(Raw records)
++++++
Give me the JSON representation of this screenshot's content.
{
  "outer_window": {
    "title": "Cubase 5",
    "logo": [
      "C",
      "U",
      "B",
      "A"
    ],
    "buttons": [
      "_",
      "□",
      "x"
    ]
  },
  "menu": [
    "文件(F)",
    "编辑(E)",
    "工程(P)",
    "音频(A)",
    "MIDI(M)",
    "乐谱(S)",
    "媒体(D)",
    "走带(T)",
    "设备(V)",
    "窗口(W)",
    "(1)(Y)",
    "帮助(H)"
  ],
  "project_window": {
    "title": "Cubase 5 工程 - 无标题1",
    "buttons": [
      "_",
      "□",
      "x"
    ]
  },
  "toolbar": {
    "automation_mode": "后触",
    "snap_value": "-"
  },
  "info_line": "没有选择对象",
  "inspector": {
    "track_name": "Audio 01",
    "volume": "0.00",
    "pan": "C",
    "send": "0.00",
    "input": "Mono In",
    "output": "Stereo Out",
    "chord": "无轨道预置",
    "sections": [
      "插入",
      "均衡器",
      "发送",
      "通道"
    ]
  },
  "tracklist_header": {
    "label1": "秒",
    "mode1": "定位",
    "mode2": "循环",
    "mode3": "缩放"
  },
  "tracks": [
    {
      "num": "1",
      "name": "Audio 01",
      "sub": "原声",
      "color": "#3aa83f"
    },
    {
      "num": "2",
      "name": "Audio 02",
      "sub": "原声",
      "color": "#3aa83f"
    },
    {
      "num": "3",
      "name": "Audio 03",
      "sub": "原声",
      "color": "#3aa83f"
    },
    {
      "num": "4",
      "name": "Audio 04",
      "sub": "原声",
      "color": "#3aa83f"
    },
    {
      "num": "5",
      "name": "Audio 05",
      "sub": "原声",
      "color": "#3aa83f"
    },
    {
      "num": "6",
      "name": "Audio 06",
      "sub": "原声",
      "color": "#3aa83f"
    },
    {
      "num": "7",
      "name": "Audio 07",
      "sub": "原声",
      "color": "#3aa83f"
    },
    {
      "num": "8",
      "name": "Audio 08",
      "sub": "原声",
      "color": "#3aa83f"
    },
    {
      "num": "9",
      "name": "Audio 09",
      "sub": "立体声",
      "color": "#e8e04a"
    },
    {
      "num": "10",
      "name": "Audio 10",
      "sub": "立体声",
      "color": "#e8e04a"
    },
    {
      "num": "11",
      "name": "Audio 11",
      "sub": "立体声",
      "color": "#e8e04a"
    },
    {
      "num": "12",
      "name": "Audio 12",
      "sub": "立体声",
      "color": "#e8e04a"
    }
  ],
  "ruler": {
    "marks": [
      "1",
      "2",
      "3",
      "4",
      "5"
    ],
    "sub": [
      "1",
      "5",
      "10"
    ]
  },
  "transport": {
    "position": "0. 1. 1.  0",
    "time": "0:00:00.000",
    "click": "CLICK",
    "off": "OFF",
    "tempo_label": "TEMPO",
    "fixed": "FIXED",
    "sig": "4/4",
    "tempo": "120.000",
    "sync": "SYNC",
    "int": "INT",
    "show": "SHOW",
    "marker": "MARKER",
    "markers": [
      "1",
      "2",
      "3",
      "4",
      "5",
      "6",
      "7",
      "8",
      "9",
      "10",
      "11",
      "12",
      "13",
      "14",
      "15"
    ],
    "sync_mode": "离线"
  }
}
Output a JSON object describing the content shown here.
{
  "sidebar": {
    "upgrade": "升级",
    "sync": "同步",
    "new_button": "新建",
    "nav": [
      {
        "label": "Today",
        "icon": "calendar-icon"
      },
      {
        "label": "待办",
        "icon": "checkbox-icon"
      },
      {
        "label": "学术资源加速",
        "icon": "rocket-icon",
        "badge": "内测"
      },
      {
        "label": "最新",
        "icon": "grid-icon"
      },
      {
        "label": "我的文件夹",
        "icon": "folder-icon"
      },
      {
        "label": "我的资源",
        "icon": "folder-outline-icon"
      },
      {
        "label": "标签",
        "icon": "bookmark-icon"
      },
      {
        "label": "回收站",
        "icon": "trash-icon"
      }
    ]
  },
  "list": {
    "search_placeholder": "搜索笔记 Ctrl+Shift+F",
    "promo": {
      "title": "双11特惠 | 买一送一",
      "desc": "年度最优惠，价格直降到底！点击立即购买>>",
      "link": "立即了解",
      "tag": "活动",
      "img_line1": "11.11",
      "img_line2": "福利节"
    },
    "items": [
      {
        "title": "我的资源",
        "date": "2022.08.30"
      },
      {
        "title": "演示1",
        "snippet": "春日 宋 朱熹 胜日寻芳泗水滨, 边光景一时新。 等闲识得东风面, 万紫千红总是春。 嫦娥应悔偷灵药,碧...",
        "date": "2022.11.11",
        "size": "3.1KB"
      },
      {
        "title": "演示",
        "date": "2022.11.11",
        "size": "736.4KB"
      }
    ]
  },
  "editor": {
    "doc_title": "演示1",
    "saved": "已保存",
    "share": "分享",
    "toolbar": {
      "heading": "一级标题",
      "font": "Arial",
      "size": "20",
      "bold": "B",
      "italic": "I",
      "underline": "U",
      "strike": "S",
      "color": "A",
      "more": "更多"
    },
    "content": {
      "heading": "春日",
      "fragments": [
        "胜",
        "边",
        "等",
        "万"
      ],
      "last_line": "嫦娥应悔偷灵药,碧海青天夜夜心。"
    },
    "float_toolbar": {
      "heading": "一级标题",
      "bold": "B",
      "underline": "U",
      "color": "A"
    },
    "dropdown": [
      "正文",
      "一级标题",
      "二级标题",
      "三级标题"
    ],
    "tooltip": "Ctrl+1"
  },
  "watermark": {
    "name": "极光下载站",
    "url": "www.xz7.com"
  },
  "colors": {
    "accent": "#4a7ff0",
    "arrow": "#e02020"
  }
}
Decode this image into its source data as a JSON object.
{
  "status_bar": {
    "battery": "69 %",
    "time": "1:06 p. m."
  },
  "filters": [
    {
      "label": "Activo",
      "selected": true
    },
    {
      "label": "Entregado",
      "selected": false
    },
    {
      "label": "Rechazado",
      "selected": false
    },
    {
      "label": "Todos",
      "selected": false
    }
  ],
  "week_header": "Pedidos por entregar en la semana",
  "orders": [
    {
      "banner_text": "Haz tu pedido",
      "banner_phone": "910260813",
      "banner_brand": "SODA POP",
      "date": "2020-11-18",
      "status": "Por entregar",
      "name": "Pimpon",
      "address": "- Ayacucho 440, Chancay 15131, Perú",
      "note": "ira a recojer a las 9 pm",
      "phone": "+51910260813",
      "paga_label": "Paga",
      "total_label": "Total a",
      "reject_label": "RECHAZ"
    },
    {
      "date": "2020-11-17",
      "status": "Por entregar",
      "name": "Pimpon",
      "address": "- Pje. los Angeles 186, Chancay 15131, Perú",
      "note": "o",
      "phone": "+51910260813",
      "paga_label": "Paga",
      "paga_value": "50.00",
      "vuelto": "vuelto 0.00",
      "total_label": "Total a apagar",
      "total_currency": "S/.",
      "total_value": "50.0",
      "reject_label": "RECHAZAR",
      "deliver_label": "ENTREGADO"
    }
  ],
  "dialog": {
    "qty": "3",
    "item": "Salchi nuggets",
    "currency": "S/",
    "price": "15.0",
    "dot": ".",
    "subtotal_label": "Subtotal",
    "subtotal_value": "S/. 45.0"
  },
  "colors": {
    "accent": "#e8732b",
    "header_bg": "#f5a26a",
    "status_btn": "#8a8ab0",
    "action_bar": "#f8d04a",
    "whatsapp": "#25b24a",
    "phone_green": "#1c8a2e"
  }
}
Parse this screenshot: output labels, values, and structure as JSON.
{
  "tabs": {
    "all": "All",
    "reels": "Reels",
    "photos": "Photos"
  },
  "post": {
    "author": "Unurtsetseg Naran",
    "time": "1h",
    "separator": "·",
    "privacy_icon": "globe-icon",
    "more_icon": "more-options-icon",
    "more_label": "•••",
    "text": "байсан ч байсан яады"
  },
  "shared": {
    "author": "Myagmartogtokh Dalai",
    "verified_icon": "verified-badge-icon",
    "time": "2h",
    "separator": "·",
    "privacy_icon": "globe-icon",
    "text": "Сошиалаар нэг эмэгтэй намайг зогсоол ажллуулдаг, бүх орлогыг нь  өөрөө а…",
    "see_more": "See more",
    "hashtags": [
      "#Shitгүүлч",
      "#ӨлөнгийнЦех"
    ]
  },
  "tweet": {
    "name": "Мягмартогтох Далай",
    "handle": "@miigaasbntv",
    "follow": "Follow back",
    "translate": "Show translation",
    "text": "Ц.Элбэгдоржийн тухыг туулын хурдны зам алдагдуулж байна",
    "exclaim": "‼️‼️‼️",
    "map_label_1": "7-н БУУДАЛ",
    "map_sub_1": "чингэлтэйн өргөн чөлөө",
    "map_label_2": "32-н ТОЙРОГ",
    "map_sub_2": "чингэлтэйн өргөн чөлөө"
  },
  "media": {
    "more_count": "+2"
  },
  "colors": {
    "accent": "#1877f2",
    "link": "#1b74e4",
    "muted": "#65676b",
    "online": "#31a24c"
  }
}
++++++
■ Problem description: Using the records above, list each line that includes "Cubase".

■ Solution to this problem:
    "title": "Cubase 5",
    "title": "Cubase 5 工程 - 无标题1",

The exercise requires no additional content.